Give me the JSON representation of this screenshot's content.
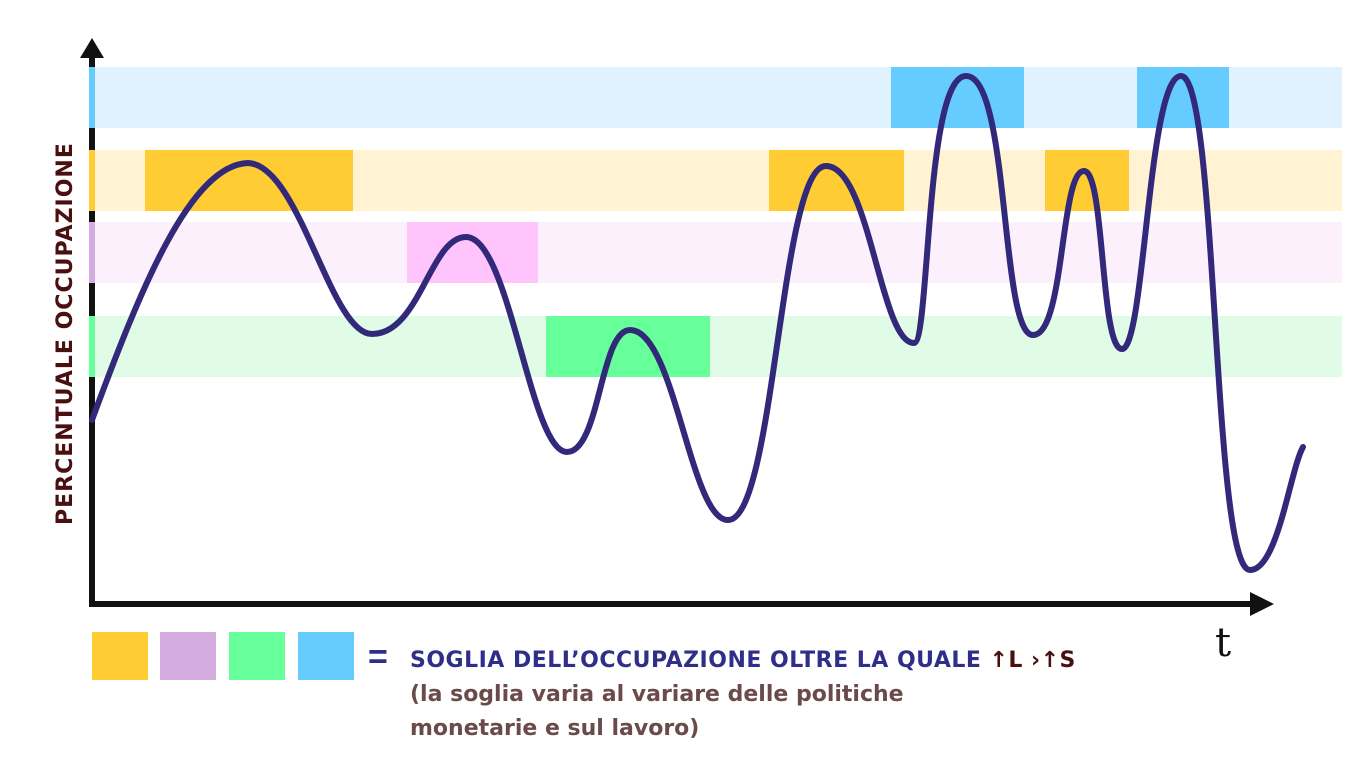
{
  "axes": {
    "y_label": "PERCENTUALE OCCUPAZIONE",
    "x_label": "t"
  },
  "bands": [
    {
      "name": "blue-band",
      "color": "#dff2fd"
    },
    {
      "name": "yellow-band",
      "color": "#fff3d4"
    },
    {
      "name": "purple-band",
      "color": "#fdf0fd"
    },
    {
      "name": "green-band",
      "color": "#e0fbe6"
    }
  ],
  "threshold_colors": {
    "yellow": "#ffcc33",
    "purple": "#d4acdf",
    "green": "#66ff99",
    "blue": "#66ccff"
  },
  "curve_color": "#33297a",
  "legend": {
    "equals": "=",
    "definition": "SOGLIA DELL’OCCUPAZIONE OLTRE LA QUALE",
    "arrows": "↑L ›↑S",
    "note_line1": "(la soglia varia al variare delle politiche",
    "note_line2": "monetarie e sul lavoro)"
  }
}
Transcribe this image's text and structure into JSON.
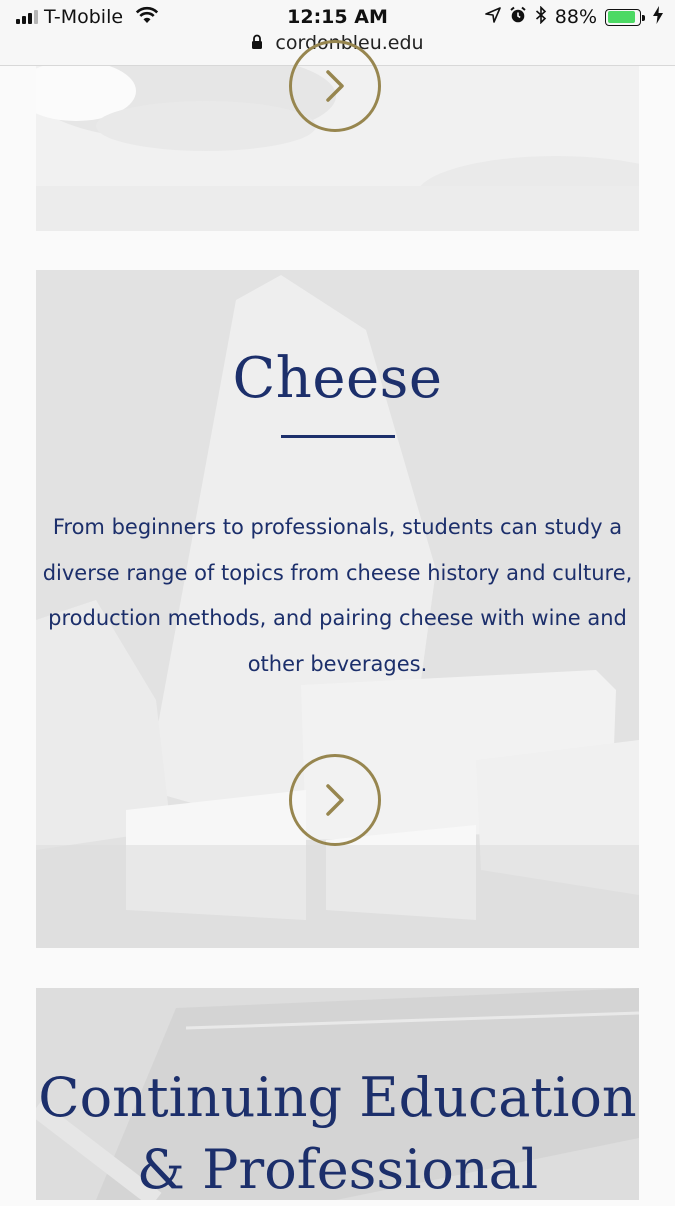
{
  "status_bar": {
    "carrier": "T-Mobile",
    "time": "12:15 AM",
    "battery_percent": "88%",
    "battery_level": 0.88,
    "url": "cordonbleu.edu",
    "icons": [
      "signal-icon",
      "wifi-icon",
      "location-arrow-icon",
      "alarm-icon",
      "bluetooth-icon",
      "battery-icon",
      "charging-icon",
      "lock-icon"
    ]
  },
  "cards": {
    "cheese": {
      "title": "Cheese",
      "description": "From beginners to professionals, students can study a diverse range of topics from cheese history and culture, production methods, and pairing cheese with wine and other beverages."
    },
    "continuing_education": {
      "title": "Continuing Education & Professional"
    }
  },
  "colors": {
    "title": "#1c2f6b",
    "accent_gold": "#97864f",
    "battery_green": "#4cd964"
  }
}
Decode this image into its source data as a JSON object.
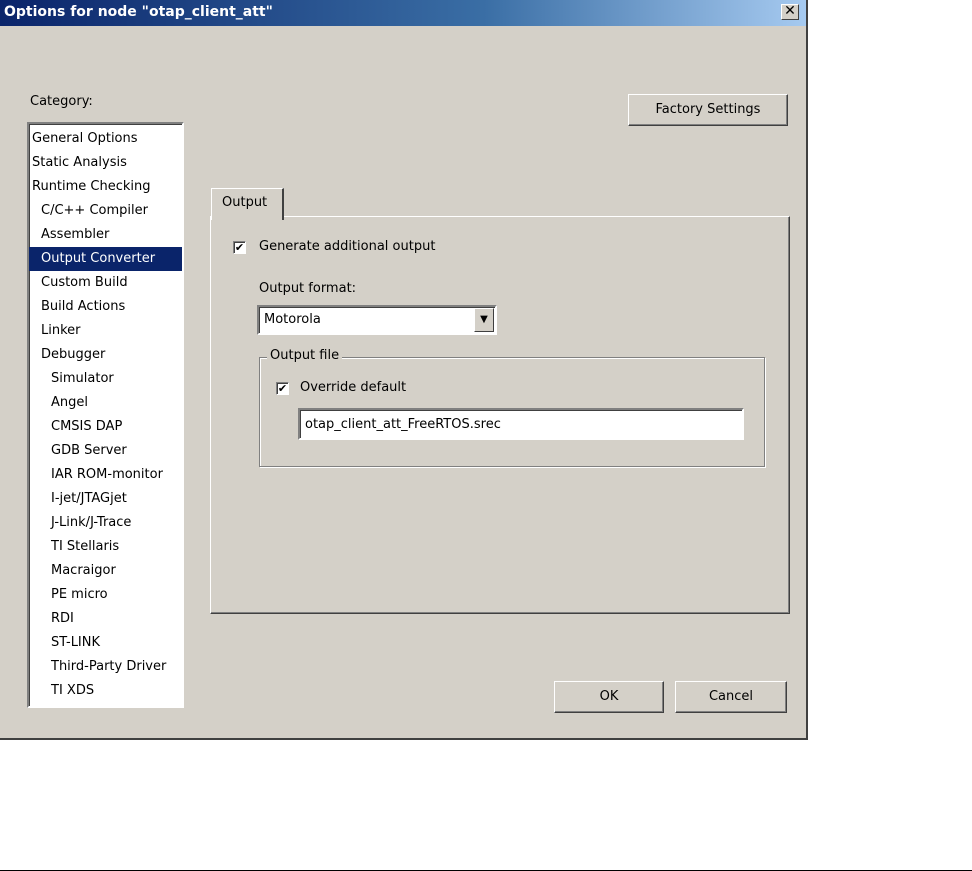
{
  "window": {
    "title": "Options for node \"otap_client_att\"",
    "close_glyph": "✕"
  },
  "category": {
    "label": "Category:",
    "items": [
      {
        "label": "General Options",
        "indent": 0
      },
      {
        "label": "Static Analysis",
        "indent": 0
      },
      {
        "label": "Runtime Checking",
        "indent": 0
      },
      {
        "label": "C/C++ Compiler",
        "indent": 1
      },
      {
        "label": "Assembler",
        "indent": 1
      },
      {
        "label": "Output Converter",
        "indent": 1,
        "selected": true
      },
      {
        "label": "Custom Build",
        "indent": 1
      },
      {
        "label": "Build Actions",
        "indent": 1
      },
      {
        "label": "Linker",
        "indent": 1
      },
      {
        "label": "Debugger",
        "indent": 1
      },
      {
        "label": "Simulator",
        "indent": 2
      },
      {
        "label": "Angel",
        "indent": 2
      },
      {
        "label": "CMSIS DAP",
        "indent": 2
      },
      {
        "label": "GDB Server",
        "indent": 2
      },
      {
        "label": "IAR ROM-monitor",
        "indent": 2
      },
      {
        "label": "I-jet/JTAGjet",
        "indent": 2
      },
      {
        "label": "J-Link/J-Trace",
        "indent": 2
      },
      {
        "label": "TI Stellaris",
        "indent": 2
      },
      {
        "label": "Macraigor",
        "indent": 2
      },
      {
        "label": "PE micro",
        "indent": 2
      },
      {
        "label": "RDI",
        "indent": 2
      },
      {
        "label": "ST-LINK",
        "indent": 2
      },
      {
        "label": "Third-Party Driver",
        "indent": 2
      },
      {
        "label": "TI XDS",
        "indent": 2
      }
    ]
  },
  "buttons": {
    "factory_settings": "Factory Settings",
    "ok": "OK",
    "cancel": "Cancel"
  },
  "tabs": [
    {
      "label": "Output",
      "active": true
    }
  ],
  "output": {
    "generate_additional_output": {
      "label": "Generate additional output",
      "checked": true
    },
    "format_label": "Output format:",
    "format_value": "Motorola",
    "file_group_title": "Output file",
    "override_default": {
      "label": "Override default",
      "checked": true
    },
    "file_name": "otap_client_att_FreeRTOS.srec"
  },
  "icons": {
    "checkmark": "✔",
    "dropdown_arrow": "▼"
  },
  "colors": {
    "dialog_face": "#d4d0c8",
    "titlebar_start": "#0a246a",
    "selection": "#0a246a"
  }
}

══════════════════════════════

● **Directions for this task**: Read the entries above, then pull out the lines that include "image".

● **Exercise output**:
Transcribe this image's text and structure into JSON.
Decode this image into its source data as a JSON object.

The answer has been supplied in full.